--- start of LISTED RECORDS ---
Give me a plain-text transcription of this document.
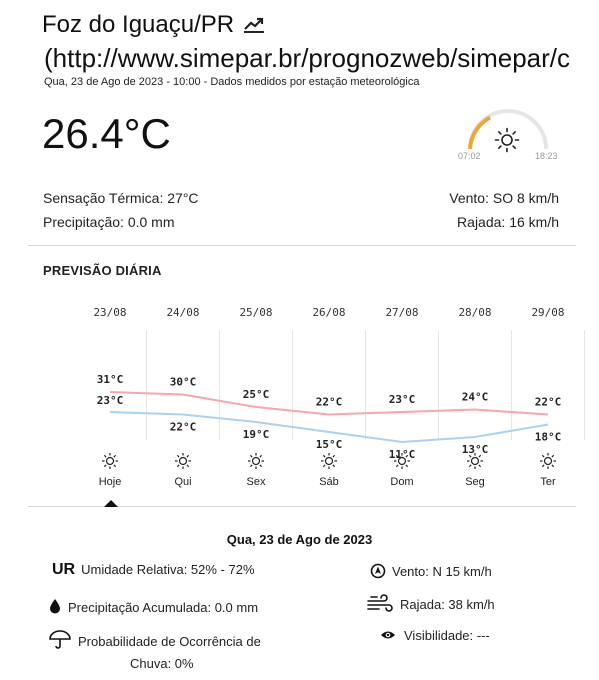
Foz do Iguaçu/PR
(http://www.simepar.br/prognozweb/simepar/c
Qua, 23 de Ago de 2023 - 10:00 - Dados medidos por estação meteorológica
26.4°C	07:02	18:23
Sensação Térmica: 27°C
Precipitação: 0.0 mm
Vento: SO 8 km/h
Rajada: 16 km/h
PREVISÃO DIÁRIA
23/08
31°C
23°C
Hoje
24/08
30°C
22°C
Qui
25/08
25°C
19°C
Sex
26/08
22°C
15°C
Sáb
27/08
23°C
11°C
Dom
28/08
24°C
13°C
Seg
29/08
22°C
18°C
Ter
Qua, 23 de Ago de 2023
UR Umidade Relativa: 52% - 72%
Precipitação Acumulada: 0.0 mm
Probabilidade de Ocorrência de
Chuva: 0%
Vento: N 15 km/h
Rajada: 38 km/h
Visibilidade: ---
--- end of LISTED RECORDS ---
#### [THE REQUEST]
Write out the whole listing again, exactly, with no pictures.

#### [FULL OUTPUT]
Give me a plain-text transcription of this document.
Foz do Iguaçu/PR
(http://www.simepar.br/prognozweb/simepar/c
Qua, 23 de Ago de 2023 - 10:00 - Dados medidos por estação meteorológica
26.4°C	07:02	18:23
Sensação Térmica: 27°C
Precipitação: 0.0 mm
Vento: SO 8 km/h
Rajada: 16 km/h
PREVISÃO DIÁRIA
23/08
31°C
23°C
Hoje
24/08
30°C
22°C
Qui
25/08
25°C
19°C
Sex
26/08
22°C
15°C
Sáb
27/08
23°C
11°C
Dom
28/08
24°C
13°C
Seg
29/08
22°C
18°C
Ter
Qua, 23 de Ago de 2023
UR Umidade Relativa: 52% - 72%
Precipitação Acumulada: 0.0 mm
Probabilidade de Ocorrência de
Chuva: 0%
Vento: N 15 km/h
Rajada: 38 km/h
Visibilidade: ---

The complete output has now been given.